■ What is needed ■
Locate each line holding the string "그들에게" and copy it.

Dataset items
^^^^^^^^

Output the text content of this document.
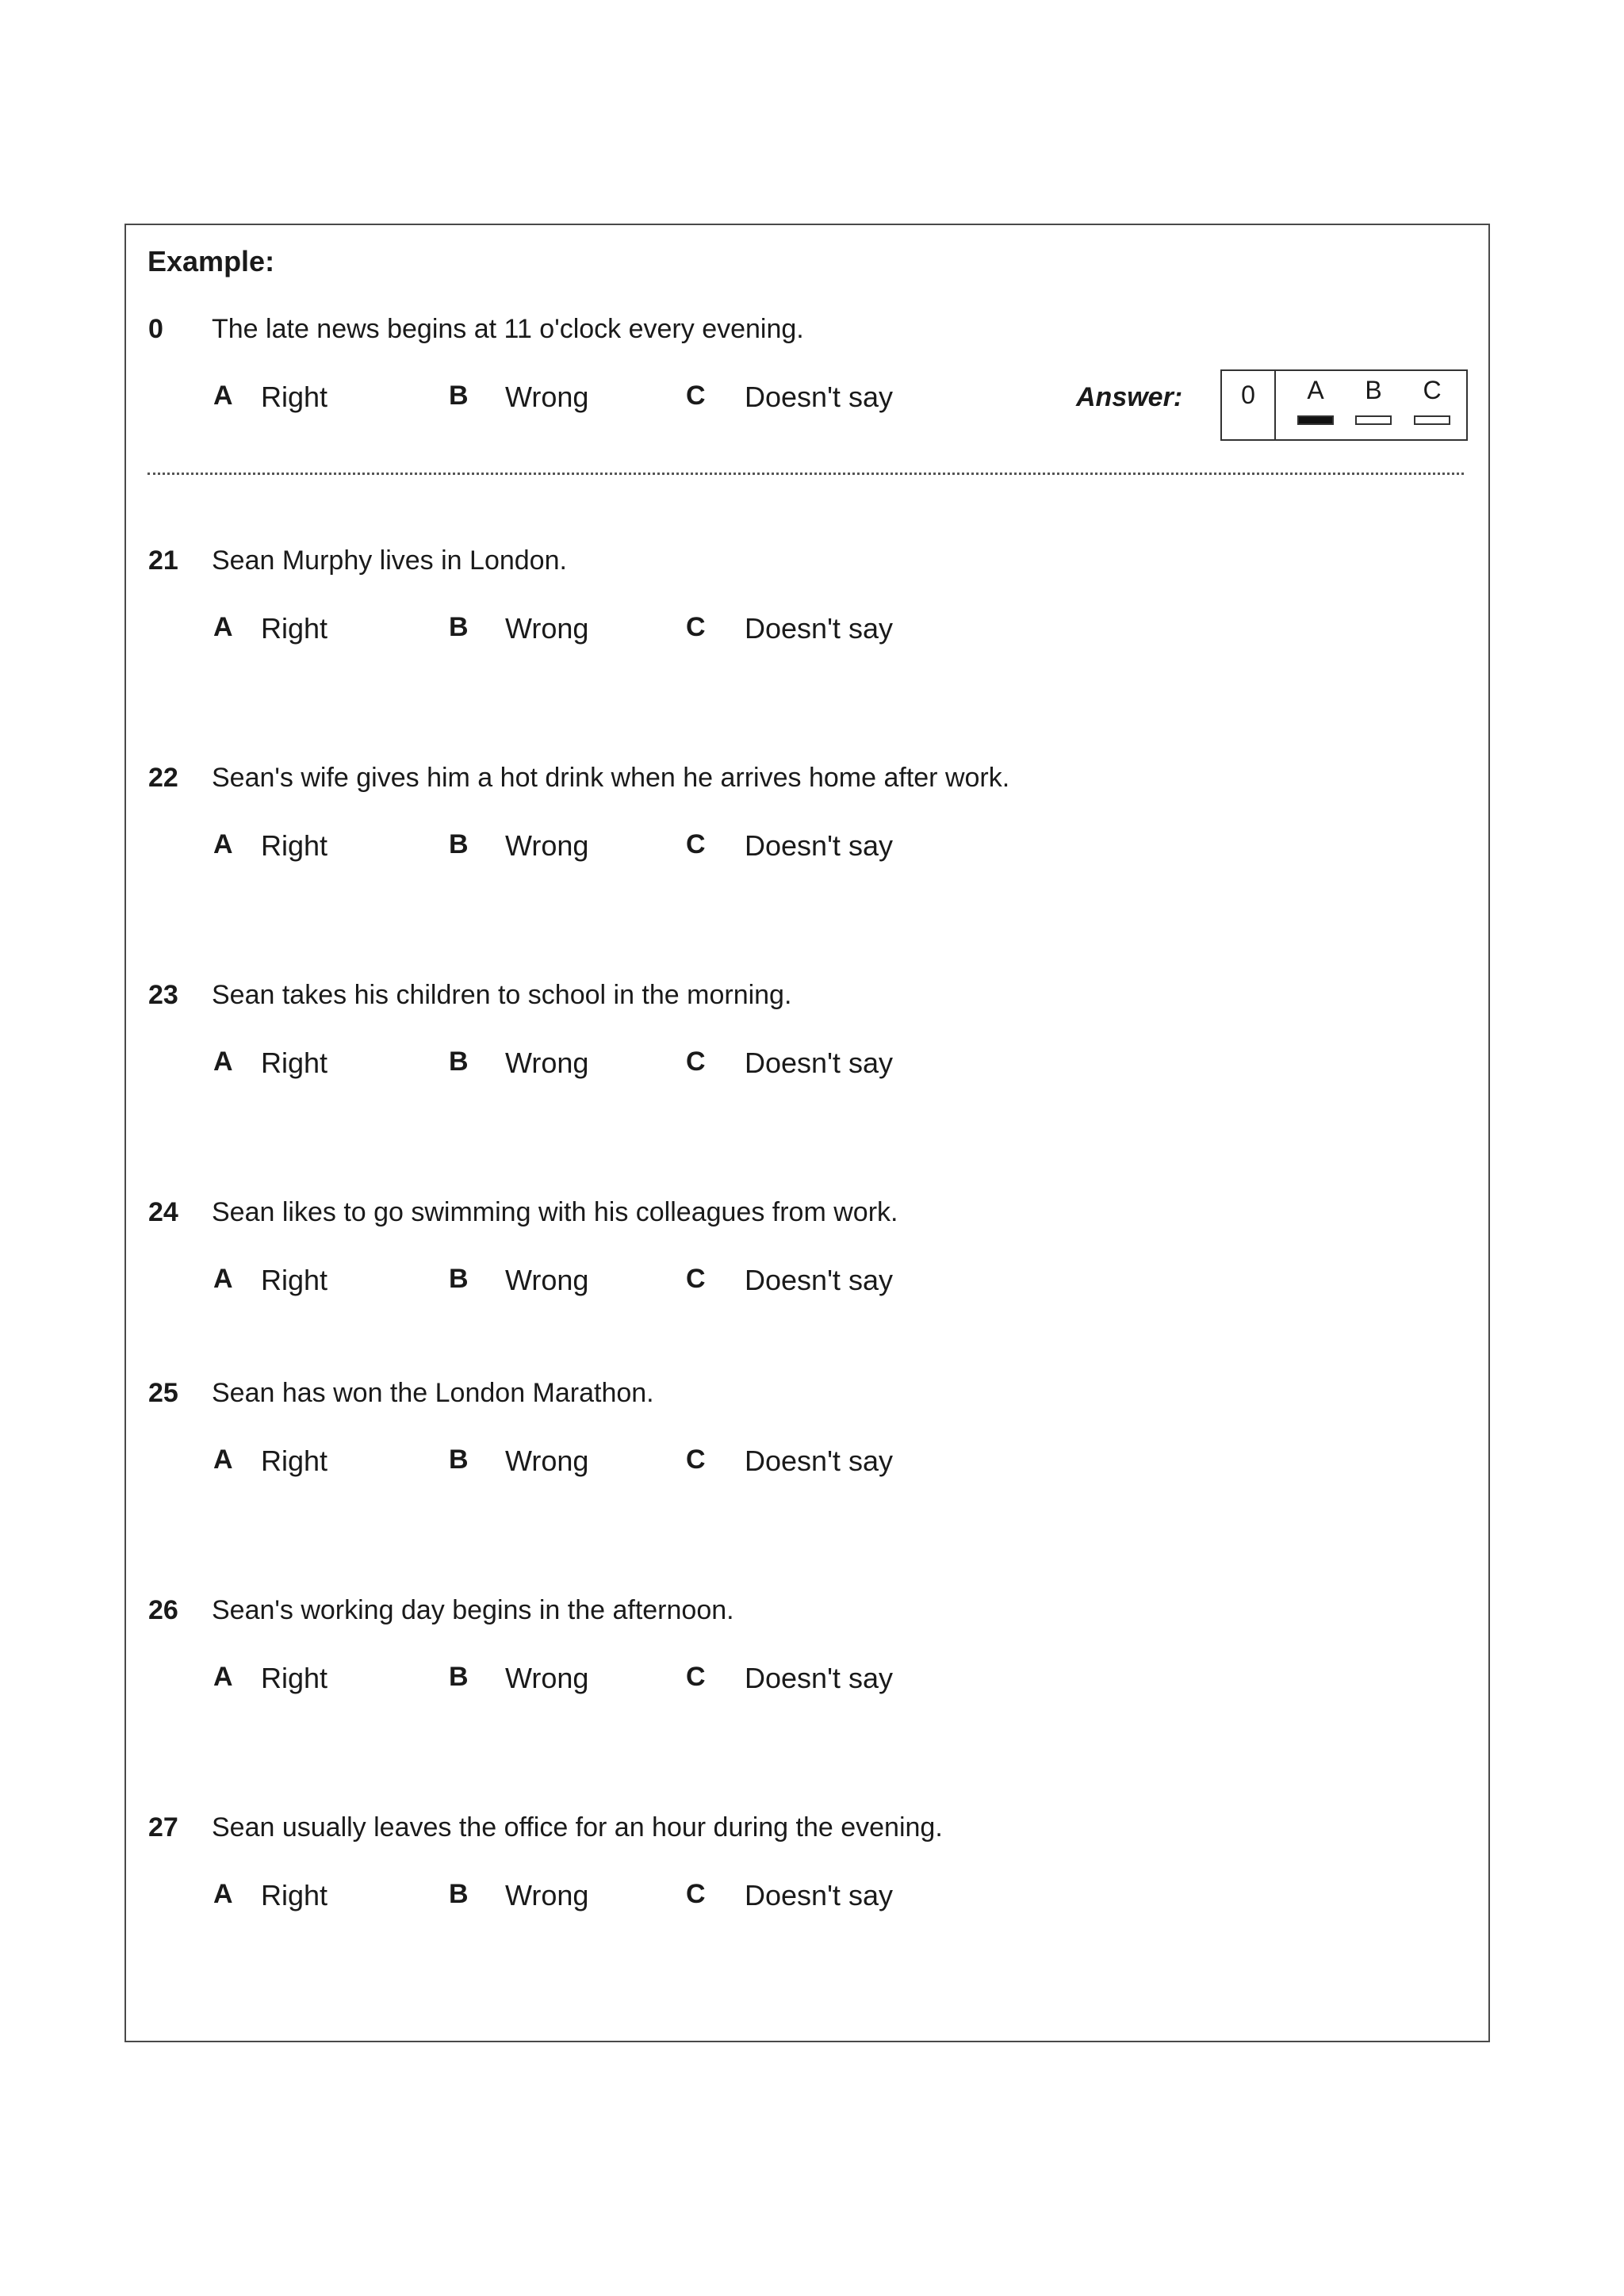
Example:
0 The late news begins at 11 o'clock every evening.
A Right	B Wrong	C Doesn't say	Answer:	0	A	B	C
21 Sean Murphy lives in London.
A Right	B Wrong	C Doesn't say
22 Sean's wife gives him a hot drink when he arrives home after work.
A Right	B Wrong	C Doesn't say
23 Sean takes his children to school in the morning.
A Right	B Wrong	C Doesn't say
24 Sean likes to go swimming with his colleagues from work.
A Right	B Wrong	C Doesn't say
25 Sean has won the London Marathon.
A Right	B Wrong	C Doesn't say
26 Sean's working day begins in the afternoon.
A Right	B Wrong	C Doesn't say
27 Sean usually leaves the office for an hour during the evening.
A Right	B Wrong	C Doesn't say
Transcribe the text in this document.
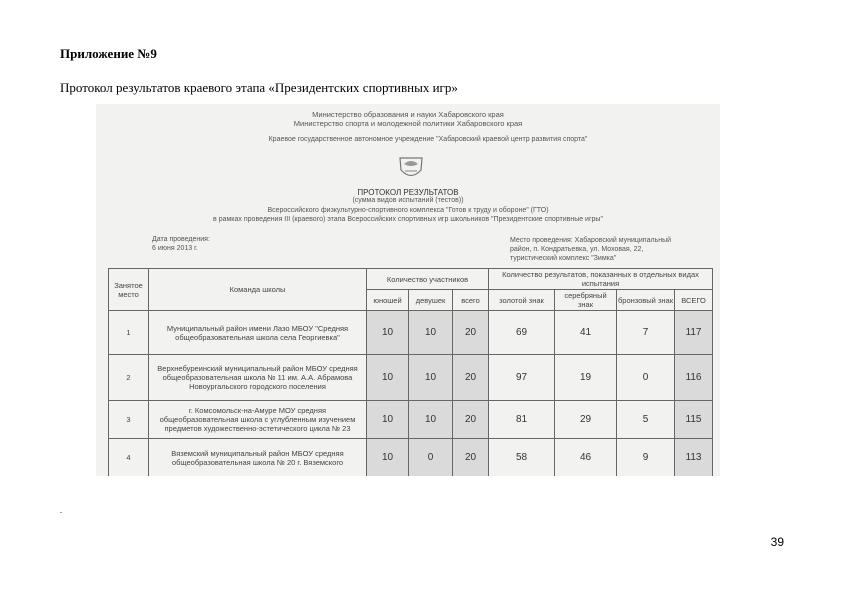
Приложение №9
Протокол результатов краевого этапа «Президентских спортивных игр»
Министерство образования и науки Хабаровского края
Министерство спорта и молодежной политики Хабаровского края
Краевое государственное автономное учреждение "Хабаровский краевой центр развития спорта"
ПРОТОКОЛ РЕЗУЛЬТАТОВ
(сумма видов испытаний (тестов))
Всероссийского физкультурно-спортивного комплекса "Готов к труду и обороне" (ГТО)
в рамках проведения III (краевого) этапа Всероссийских спортивных игр школьников "Президентские спортивные игры"
Дата проведения:
6 июня 2013 г.
Место проведения: Хабаровский муниципальный
район, п. Кондратьевка, ул. Моховая, 22,
туристический комплекс "Зимка"
Занятое место	Команда школы	Количество участников			Количество результатов, показанных в отдельных видах испытания			
		юношей	девушек	всего	золотой знак	серебряный знак	бронзовый знак	ВСЕГО
1	Муниципальный район имени Лазо МБОУ "Средняя общеобразовательная школа села Георгиевка"	10	10	20	69	41	7	117
2	Верхнебуреинский муниципальный район МБОУ средняя общеобразовательная школа № 11 им. А.А. Абрамова Новоургальского городского поселения	10	10	20	97	19	0	116
3	г. Комсомольск-на-Амуре МОУ средняя общеобразовательная школа с углубленным изучением предметов художественно-эстетического цикла № 23	10	10	20	81	29	5	115
4	Вяземский муниципальный район МБОУ средняя общеобразовательная школа № 20 г. Вяземского	10	0	20	58	46	9	113
.
39
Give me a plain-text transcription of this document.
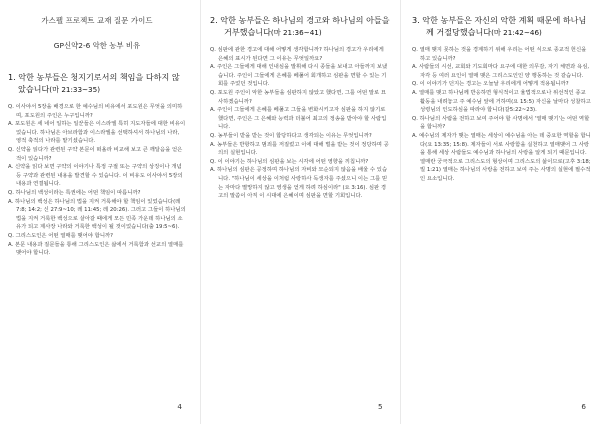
가스펠 프로젝트 교재 질문 가이드
GP신약2-6 악한 농부 비유
1. 악한 농부들은 청지기로서의 책임을 다하지 않았습니다(마 21:33~35)

Q. 이사야서 5장을 배경으로 한 예수님의 비유에서 포도원은 무엇을 의미하며, 포도원의 주인은 누구입니까?

A. 포도원은 세 네어 일하는 일꾼들은 이스라엘 특히 지도자들에 대한 비유이었습니다. 하나님은 아브라함과 이스라엘을 선택하셔서 하나님의 나라, 영적 축적의 나라를 맡기셨습니다.

Q. 신약을 읽다가 관련된 구약 본문이 떠올라 비교해 보고 큰 깨달음을 얻은 적이 있습니까?

A. 신약을 읽다 보면 구약의 이야기나 특정 구절 또는 구약의 상징이나 개념 등 구약과 관련된 내용을 발견할 수 있습니다. 이 비유도 이사야서 5장의 내용과 연결됩니다.

Q. 하나님의 백성이라는 특권에는 어떤 책임이 따릅니까?

A. 하나님의 백성은 하나님의 법을 지켜 거룩해야 할 책임이 있었습니다(레 7:8; 14:2; 신 27:9~10; 레 11:45; 레 20:26). 그러고 그들이 하나님의 법을 지켜 거룩한 백성으로 살아갈 때에게 모든 민족 가운데 하나님의 소유가 되고 제사장 나라와 거룩한 백성이 될 것이었습니다(출 19:5~6).

Q. 그리스도인은 어떤 열매를 맺어야 합니까?

A. 본문 내용과 질문들을 통해 그리스도인은 삶에서 거룩함과 선교의 열매를 맺어야 합니다.

4
2. 악한 농부들은 하나님의 경고와 하나님의 아들을 거부했습니다(마 21:36~41)

Q. 심판에 관한 경고에 대해 어떻게 생각합니까? 하나님의 경고가 우리에게 은혜의 표시가 된다면 그 이유는 무엇일까요?

A. 주인은 그들에게 대해 인내심을 발휘해 다시 종들을 보내고 아들까지 보냈습니다. 주인이 그들에게 은혜를 베풀어 회개하고 심판을 면할 수 있는 기회를 주었던 것입니다.

Q. 포도원 주인이 악한 농부들을 심판하지 않았고 했다면, 그를 어떤 말로 묘사하겠습니까?

A. 주인이 그들에게 은혜를 베풀고 그들을 변화시키고자 심판을 하지 않기로 했다면, 주인은 그 은혜와 능력과 더불어 최고의 정송을 받아야 할 사람입니다.

Q. 농부들이 받을 받는 것이 합당하다고 생각되는 이유는 무엇입니까?

A. 농부들은 반항하고 범죄를 저질렀고 이에 대해 벌을 받는 것이 정당하며 공의의 실현입니다.

Q. 이 이야기는 하나님의 심판을 보는 시각에 어떤 영향을 끼칩니까?

A. 하나님의 심판은 공정하며 하나님의 자비와 모순되지 않음을 배울 수 있습니다. "하나님이 세상을 이처럼 사랑하사 독생자를 주셨으니 이는 그를 믿는 자마다 멸망하지 않고 영생을 얻게 하려 하심이라" (요 3:16). 심판 경고의 말씀이 아직 이 시대에 은혜이며 심판을 면할 기회입니다.

5
3. 악한 농부들은 자신의 악한 계획 때문에 하나님께 거절당했습니다(마 21:42~46)

Q. 열매 맺지 못하는 것을 경계하기 위해 우리는 어떤 식으로 종교적 헌신을 하고 있습니까?

A. 사람들의 시선, 교회와 기도회마다 요구에 대한 의무감, 자기 체면과 욕심, 자각 등 여러 요인이 열매 맺은 그리스도인인 양 행동하는 것 같습니다.

Q. 이 이야기가 던지는 경고는 오늘날 우리에게 어떻게 적용됩니까?

A. 열매를 맺고 하나님께 반응하면 형식적이고 율법적으로나 위선적인 종교 활동을 내려놓고 주 예수님 앞에 거하며(요 15:5) 자신을 날마다 성찰하고 성령님의 인도하심을 따라야 합니다(갈5:22~23).

Q. 하나님의 사람을 전하고 보여 주어야 할 사명에서 '열매 맺기'는 어떤 역할을 합니까?

A. 예수님의 제자가 맺는 열매는 세상이 예수님을 아는 데 중요한 역할을 합니다(요 13:35; 15:8). 제자들이 서로 사랑함을 실천하고 열매맺어 그 사랑을 통해 세상 사람들도 예수님과 하나님의 사랑을 알게 되기 때문입니다. 열매란 궁극적으로 그리스도의 형상이며 그리스도의 삶이므로(고후 3:18; 빌 1:21) 열매는 하나님의 사랑을 전하고 보여 주는 사명의 실현에 필수적인 요소입니다.

6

^^^^^^^^

■ Result of the task ■
A. 주인은 그들에게 대해 인내심을 발휘해 다시 종들을 보내고 아들까지 보냈습니다. 주인이 그들에게 은혜를 베풀어 회개하고 심판을 면할 수 있는 기회를 주었던 것입니다.
A. 주인이 그들에게 은혜를 베풀고 그들을 변화시키고자 심판을 하지 않기로 했다면, 주인은 그 은혜와 능력과 더불어 최고의 정송을 받아야 할 사람입니다.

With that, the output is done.